— START OF RECORD LIST —

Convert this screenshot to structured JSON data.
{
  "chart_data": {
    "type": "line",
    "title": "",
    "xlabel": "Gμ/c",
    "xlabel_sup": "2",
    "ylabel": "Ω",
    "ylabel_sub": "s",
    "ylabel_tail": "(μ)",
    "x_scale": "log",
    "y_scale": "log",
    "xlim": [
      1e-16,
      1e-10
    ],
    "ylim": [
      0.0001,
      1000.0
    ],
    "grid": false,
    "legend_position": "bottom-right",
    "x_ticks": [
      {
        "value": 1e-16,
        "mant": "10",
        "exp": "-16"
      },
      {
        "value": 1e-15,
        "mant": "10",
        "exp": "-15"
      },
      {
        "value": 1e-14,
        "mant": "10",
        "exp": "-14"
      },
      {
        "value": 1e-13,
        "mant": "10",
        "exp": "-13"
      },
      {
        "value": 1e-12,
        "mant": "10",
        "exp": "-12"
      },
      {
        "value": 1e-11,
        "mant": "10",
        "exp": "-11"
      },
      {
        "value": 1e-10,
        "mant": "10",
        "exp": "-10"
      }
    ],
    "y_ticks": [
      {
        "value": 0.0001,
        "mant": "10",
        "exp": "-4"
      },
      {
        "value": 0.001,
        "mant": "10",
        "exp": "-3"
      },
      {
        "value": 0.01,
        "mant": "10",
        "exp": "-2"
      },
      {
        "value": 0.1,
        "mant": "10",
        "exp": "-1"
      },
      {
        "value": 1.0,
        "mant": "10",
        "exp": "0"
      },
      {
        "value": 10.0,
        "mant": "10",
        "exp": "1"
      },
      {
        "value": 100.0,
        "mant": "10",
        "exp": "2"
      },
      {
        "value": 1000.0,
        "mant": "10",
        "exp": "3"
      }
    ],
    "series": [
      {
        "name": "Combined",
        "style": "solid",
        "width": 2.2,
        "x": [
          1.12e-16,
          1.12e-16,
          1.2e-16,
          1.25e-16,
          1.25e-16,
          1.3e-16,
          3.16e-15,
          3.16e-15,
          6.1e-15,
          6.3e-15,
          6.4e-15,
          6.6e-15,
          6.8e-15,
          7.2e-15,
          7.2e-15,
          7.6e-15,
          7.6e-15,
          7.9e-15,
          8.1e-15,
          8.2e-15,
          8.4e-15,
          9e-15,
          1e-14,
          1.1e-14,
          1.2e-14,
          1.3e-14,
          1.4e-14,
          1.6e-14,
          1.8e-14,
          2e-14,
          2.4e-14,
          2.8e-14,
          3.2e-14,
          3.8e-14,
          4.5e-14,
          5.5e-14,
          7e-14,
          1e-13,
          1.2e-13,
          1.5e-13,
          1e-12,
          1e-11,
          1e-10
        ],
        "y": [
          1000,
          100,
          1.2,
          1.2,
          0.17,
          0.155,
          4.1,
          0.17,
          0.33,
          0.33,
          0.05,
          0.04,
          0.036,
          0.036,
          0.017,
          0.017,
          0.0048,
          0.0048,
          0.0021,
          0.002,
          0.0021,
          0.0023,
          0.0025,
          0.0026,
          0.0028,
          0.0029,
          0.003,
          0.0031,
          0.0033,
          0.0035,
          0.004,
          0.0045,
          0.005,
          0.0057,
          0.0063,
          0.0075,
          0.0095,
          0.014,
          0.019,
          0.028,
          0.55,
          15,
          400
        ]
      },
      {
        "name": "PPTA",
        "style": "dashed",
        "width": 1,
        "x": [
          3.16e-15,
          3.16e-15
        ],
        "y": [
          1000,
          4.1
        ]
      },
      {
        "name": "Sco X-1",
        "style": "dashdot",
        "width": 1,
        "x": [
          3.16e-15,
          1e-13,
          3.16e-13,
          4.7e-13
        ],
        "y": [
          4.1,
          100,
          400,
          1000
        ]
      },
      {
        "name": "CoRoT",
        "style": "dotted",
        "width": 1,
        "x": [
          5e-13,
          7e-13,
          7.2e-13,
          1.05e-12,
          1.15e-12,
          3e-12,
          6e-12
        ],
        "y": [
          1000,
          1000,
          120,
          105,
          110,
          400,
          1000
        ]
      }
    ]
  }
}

— END OF RECORD LIST —

__SHORT EXERCISE__. Word for word, write out the data.

__RESULT__.
Convert this screenshot to structured JSON data.
{
  "chart_data": {
    "type": "line",
    "title": "",
    "xlabel": "Gμ/c",
    "xlabel_sup": "2",
    "ylabel": "Ω",
    "ylabel_sub": "s",
    "ylabel_tail": "(μ)",
    "x_scale": "log",
    "y_scale": "log",
    "xlim": [
      1e-16,
      1e-10
    ],
    "ylim": [
      0.0001,
      1000.0
    ],
    "grid": false,
    "legend_position": "bottom-right",
    "x_ticks": [
      {
        "value": 1e-16,
        "mant": "10",
        "exp": "-16"
      },
      {
        "value": 1e-15,
        "mant": "10",
        "exp": "-15"
      },
      {
        "value": 1e-14,
        "mant": "10",
        "exp": "-14"
      },
      {
        "value": 1e-13,
        "mant": "10",
        "exp": "-13"
      },
      {
        "value": 1e-12,
        "mant": "10",
        "exp": "-12"
      },
      {
        "value": 1e-11,
        "mant": "10",
        "exp": "-11"
      },
      {
        "value": 1e-10,
        "mant": "10",
        "exp": "-10"
      }
    ],
    "y_ticks": [
      {
        "value": 0.0001,
        "mant": "10",
        "exp": "-4"
      },
      {
        "value": 0.001,
        "mant": "10",
        "exp": "-3"
      },
      {
        "value": 0.01,
        "mant": "10",
        "exp": "-2"
      },
      {
        "value": 0.1,
        "mant": "10",
        "exp": "-1"
      },
      {
        "value": 1.0,
        "mant": "10",
        "exp": "0"
      },
      {
        "value": 10.0,
        "mant": "10",
        "exp": "1"
      },
      {
        "value": 100.0,
        "mant": "10",
        "exp": "2"
      },
      {
        "value": 1000.0,
        "mant": "10",
        "exp": "3"
      }
    ],
    "series": [
      {
        "name": "Combined",
        "style": "solid",
        "width": 2.2,
        "x": [
          1.12e-16,
          1.12e-16,
          1.2e-16,
          1.25e-16,
          1.25e-16,
          1.3e-16,
          3.16e-15,
          3.16e-15,
          6.1e-15,
          6.3e-15,
          6.4e-15,
          6.6e-15,
          6.8e-15,
          7.2e-15,
          7.2e-15,
          7.6e-15,
          7.6e-15,
          7.9e-15,
          8.1e-15,
          8.2e-15,
          8.4e-15,
          9e-15,
          1e-14,
          1.1e-14,
          1.2e-14,
          1.3e-14,
          1.4e-14,
          1.6e-14,
          1.8e-14,
          2e-14,
          2.4e-14,
          2.8e-14,
          3.2e-14,
          3.8e-14,
          4.5e-14,
          5.5e-14,
          7e-14,
          1e-13,
          1.2e-13,
          1.5e-13,
          1e-12,
          1e-11,
          1e-10
        ],
        "y": [
          1000,
          100,
          1.2,
          1.2,
          0.17,
          0.155,
          4.1,
          0.17,
          0.33,
          0.33,
          0.05,
          0.04,
          0.036,
          0.036,
          0.017,
          0.017,
          0.0048,
          0.0048,
          0.0021,
          0.002,
          0.0021,
          0.0023,
          0.0025,
          0.0026,
          0.0028,
          0.0029,
          0.003,
          0.0031,
          0.0033,
          0.0035,
          0.004,
          0.0045,
          0.005,
          0.0057,
          0.0063,
          0.0075,
          0.0095,
          0.014,
          0.019,
          0.028,
          0.55,
          15,
          400
        ]
      },
      {
        "name": "PPTA",
        "style": "dashed",
        "width": 1,
        "x": [
          3.16e-15,
          3.16e-15
        ],
        "y": [
          1000,
          4.1
        ]
      },
      {
        "name": "Sco X-1",
        "style": "dashdot",
        "width": 1,
        "x": [
          3.16e-15,
          1e-13,
          3.16e-13,
          4.7e-13
        ],
        "y": [
          4.1,
          100,
          400,
          1000
        ]
      },
      {
        "name": "CoRoT",
        "style": "dotted",
        "width": 1,
        "x": [
          5e-13,
          7e-13,
          7.2e-13,
          1.05e-12,
          1.15e-12,
          3e-12,
          6e-12
        ],
        "y": [
          1000,
          1000,
          120,
          105,
          110,
          400,
          1000
        ]
      }
    ]
  }
}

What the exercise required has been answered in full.